* _WHAT THE TASK ASKS_
Repeat word for word everything from the line containing "Read all visible content and emit it as JSON." to the end of the listing, first and last lines included, and only that.

* _RECORDS FOR THIS EXERCISE_
--- begin ---
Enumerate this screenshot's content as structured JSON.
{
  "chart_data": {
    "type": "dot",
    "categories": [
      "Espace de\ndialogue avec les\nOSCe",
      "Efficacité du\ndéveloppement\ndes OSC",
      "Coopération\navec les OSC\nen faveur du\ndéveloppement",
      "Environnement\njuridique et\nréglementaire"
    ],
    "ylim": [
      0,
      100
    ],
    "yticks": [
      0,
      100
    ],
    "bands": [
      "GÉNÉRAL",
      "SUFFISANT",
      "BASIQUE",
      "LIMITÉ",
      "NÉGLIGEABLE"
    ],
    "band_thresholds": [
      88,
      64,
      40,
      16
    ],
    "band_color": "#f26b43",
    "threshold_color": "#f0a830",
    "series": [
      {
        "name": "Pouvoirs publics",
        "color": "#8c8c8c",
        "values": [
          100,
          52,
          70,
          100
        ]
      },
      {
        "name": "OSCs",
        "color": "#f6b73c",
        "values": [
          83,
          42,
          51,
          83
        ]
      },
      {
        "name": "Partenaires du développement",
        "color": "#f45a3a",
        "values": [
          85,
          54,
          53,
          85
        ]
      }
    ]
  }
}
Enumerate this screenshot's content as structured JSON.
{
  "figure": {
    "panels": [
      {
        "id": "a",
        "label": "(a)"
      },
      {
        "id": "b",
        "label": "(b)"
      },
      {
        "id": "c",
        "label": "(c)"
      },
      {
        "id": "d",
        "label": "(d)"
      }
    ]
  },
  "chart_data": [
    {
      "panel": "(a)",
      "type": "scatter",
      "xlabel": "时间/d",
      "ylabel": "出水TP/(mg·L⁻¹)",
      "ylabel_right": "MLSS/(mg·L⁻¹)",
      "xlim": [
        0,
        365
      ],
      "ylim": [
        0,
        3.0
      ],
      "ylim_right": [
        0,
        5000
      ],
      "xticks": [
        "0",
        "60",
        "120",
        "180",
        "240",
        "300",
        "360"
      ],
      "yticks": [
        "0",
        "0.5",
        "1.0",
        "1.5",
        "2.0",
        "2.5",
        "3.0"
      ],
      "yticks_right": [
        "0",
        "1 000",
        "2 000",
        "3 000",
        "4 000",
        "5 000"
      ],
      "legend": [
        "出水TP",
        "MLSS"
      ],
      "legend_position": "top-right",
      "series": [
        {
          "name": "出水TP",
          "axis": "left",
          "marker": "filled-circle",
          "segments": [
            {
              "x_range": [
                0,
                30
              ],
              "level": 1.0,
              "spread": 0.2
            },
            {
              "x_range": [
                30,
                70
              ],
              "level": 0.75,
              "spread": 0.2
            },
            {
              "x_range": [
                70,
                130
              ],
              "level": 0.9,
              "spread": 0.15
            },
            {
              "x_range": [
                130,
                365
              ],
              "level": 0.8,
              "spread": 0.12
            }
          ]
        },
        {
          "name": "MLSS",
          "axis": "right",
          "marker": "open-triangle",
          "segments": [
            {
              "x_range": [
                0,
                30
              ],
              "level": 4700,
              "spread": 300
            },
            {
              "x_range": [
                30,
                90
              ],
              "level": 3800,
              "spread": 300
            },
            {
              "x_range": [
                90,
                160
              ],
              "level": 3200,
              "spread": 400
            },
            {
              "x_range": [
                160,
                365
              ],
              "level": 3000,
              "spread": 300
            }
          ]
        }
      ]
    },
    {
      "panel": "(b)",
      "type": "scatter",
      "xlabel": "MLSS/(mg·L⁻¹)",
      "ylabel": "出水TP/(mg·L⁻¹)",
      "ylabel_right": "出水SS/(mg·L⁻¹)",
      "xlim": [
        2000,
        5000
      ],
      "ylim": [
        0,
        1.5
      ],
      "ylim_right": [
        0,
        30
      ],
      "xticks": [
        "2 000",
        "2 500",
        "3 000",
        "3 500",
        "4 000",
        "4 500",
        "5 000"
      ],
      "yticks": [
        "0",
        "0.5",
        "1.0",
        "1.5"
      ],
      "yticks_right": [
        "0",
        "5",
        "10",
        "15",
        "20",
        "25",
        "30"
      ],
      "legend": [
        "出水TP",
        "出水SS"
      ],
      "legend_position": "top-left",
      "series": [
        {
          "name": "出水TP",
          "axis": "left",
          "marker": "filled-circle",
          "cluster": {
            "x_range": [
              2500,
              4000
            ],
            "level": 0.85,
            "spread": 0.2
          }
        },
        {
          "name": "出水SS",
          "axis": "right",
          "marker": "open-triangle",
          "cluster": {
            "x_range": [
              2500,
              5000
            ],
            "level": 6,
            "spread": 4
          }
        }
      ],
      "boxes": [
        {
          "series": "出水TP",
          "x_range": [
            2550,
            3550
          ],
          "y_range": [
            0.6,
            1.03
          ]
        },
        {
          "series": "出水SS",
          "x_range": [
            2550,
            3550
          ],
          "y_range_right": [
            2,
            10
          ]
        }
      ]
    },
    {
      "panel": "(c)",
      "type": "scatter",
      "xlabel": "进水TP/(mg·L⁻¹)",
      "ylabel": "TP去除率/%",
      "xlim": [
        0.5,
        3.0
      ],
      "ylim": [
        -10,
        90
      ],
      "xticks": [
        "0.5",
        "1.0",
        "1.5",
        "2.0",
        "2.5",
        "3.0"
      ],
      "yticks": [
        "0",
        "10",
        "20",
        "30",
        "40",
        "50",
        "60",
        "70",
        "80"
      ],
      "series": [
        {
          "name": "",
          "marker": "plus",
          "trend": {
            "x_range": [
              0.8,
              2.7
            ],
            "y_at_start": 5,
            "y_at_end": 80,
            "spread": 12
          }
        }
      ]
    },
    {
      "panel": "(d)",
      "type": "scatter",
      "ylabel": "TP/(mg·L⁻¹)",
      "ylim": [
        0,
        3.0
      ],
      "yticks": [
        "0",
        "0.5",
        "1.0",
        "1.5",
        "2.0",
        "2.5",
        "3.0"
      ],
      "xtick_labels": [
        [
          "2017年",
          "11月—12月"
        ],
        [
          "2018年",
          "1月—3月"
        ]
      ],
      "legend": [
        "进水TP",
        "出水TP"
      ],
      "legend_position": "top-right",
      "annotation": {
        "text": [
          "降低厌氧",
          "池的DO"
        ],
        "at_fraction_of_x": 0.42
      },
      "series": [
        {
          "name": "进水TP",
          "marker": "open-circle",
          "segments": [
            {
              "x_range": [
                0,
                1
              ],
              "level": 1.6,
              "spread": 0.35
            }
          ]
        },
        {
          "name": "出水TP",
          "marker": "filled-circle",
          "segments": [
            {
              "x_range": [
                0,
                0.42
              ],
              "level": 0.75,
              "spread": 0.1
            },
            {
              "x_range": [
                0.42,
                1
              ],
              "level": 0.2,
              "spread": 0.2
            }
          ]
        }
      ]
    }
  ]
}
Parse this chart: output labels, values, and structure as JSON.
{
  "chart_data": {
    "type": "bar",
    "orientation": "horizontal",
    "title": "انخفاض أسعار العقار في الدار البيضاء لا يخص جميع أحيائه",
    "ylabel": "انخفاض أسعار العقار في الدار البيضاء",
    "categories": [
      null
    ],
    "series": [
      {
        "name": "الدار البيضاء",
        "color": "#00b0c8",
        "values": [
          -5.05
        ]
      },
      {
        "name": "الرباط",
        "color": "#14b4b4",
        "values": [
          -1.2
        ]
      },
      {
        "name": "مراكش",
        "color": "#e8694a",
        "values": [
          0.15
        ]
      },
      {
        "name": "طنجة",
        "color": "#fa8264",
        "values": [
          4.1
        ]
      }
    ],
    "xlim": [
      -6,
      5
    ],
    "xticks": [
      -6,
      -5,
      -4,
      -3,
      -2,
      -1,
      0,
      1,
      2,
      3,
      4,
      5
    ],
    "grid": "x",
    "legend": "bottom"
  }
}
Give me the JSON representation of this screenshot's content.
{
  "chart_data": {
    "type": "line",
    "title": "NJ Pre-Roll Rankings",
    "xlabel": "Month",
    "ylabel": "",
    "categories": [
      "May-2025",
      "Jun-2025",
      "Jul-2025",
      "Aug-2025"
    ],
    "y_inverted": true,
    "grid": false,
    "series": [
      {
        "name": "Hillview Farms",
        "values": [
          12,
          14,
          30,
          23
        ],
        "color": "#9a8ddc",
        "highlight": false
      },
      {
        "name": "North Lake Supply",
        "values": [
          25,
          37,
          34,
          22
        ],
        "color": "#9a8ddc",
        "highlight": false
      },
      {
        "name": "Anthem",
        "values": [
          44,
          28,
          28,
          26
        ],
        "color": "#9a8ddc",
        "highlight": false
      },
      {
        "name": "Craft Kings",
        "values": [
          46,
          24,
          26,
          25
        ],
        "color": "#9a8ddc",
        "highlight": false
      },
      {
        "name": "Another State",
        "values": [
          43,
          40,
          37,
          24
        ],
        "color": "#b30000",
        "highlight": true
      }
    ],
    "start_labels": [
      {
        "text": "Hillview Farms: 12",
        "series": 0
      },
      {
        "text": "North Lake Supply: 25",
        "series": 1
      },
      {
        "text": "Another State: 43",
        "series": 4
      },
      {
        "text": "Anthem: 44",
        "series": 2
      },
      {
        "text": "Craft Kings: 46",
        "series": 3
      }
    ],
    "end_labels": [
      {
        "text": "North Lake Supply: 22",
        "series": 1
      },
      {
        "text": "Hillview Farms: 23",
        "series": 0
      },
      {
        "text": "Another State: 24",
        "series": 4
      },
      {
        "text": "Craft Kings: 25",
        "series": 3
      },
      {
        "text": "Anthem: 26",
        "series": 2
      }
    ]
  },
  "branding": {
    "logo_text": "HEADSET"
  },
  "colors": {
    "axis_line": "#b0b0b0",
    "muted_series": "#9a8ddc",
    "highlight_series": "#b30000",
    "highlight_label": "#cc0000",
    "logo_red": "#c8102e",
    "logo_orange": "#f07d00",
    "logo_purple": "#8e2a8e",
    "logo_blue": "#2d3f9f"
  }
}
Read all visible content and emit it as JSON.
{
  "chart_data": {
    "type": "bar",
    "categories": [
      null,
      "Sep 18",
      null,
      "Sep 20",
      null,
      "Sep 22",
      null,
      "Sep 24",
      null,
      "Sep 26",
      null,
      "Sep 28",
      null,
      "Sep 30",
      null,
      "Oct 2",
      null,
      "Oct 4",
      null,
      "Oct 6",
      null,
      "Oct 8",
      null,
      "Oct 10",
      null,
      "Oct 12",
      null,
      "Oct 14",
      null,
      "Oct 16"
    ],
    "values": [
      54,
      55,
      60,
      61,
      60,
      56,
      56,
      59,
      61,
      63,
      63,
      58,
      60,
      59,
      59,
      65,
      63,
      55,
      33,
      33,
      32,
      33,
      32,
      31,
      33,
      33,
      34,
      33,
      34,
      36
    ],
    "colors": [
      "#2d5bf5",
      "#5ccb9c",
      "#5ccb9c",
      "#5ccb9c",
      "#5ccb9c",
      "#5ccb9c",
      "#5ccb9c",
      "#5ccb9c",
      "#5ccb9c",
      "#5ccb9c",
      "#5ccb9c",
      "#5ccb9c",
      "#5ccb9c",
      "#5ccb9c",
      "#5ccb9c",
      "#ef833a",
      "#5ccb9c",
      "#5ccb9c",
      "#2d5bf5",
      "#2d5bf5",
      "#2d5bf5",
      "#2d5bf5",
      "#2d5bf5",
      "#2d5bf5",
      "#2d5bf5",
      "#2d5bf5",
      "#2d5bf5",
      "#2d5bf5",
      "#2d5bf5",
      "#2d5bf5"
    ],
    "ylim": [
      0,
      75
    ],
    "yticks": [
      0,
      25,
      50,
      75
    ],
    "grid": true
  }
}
--- end ---
* _EXERCISE ANSWER_
Read all visible content and emit it as JSON.
{
  "chart_data": {
    "type": "bar",
    "categories": [
      null,
      "Sep 18",
      null,
      "Sep 20",
      null,
      "Sep 22",
      null,
      "Sep 24",
      null,
      "Sep 26",
      null,
      "Sep 28",
      null,
      "Sep 30",
      null,
      "Oct 2",
      null,
      "Oct 4",
      null,
      "Oct 6",
      null,
      "Oct 8",
      null,
      "Oct 10",
      null,
      "Oct 12",
      null,
      "Oct 14",
      null,
      "Oct 16"
    ],
    "values": [
      54,
      55,
      60,
      61,
      60,
      56,
      56,
      59,
      61,
      63,
      63,
      58,
      60,
      59,
      59,
      65,
      63,
      55,
      33,
      33,
      32,
      33,
      32,
      31,
      33,
      33,
      34,
      33,
      34,
      36
    ],
    "colors": [
      "#2d5bf5",
      "#5ccb9c",
      "#5ccb9c",
      "#5ccb9c",
      "#5ccb9c",
      "#5ccb9c",
      "#5ccb9c",
      "#5ccb9c",
      "#5ccb9c",
      "#5ccb9c",
      "#5ccb9c",
      "#5ccb9c",
      "#5ccb9c",
      "#5ccb9c",
      "#5ccb9c",
      "#ef833a",
      "#5ccb9c",
      "#5ccb9c",
      "#2d5bf5",
      "#2d5bf5",
      "#2d5bf5",
      "#2d5bf5",
      "#2d5bf5",
      "#2d5bf5",
      "#2d5bf5",
      "#2d5bf5",
      "#2d5bf5",
      "#2d5bf5",
      "#2d5bf5",
      "#2d5bf5"
    ],
    "ylim": [
      0,
      75
    ],
    "yticks": [
      0,
      25,
      50,
      75
    ],
    "grid": true
  }
}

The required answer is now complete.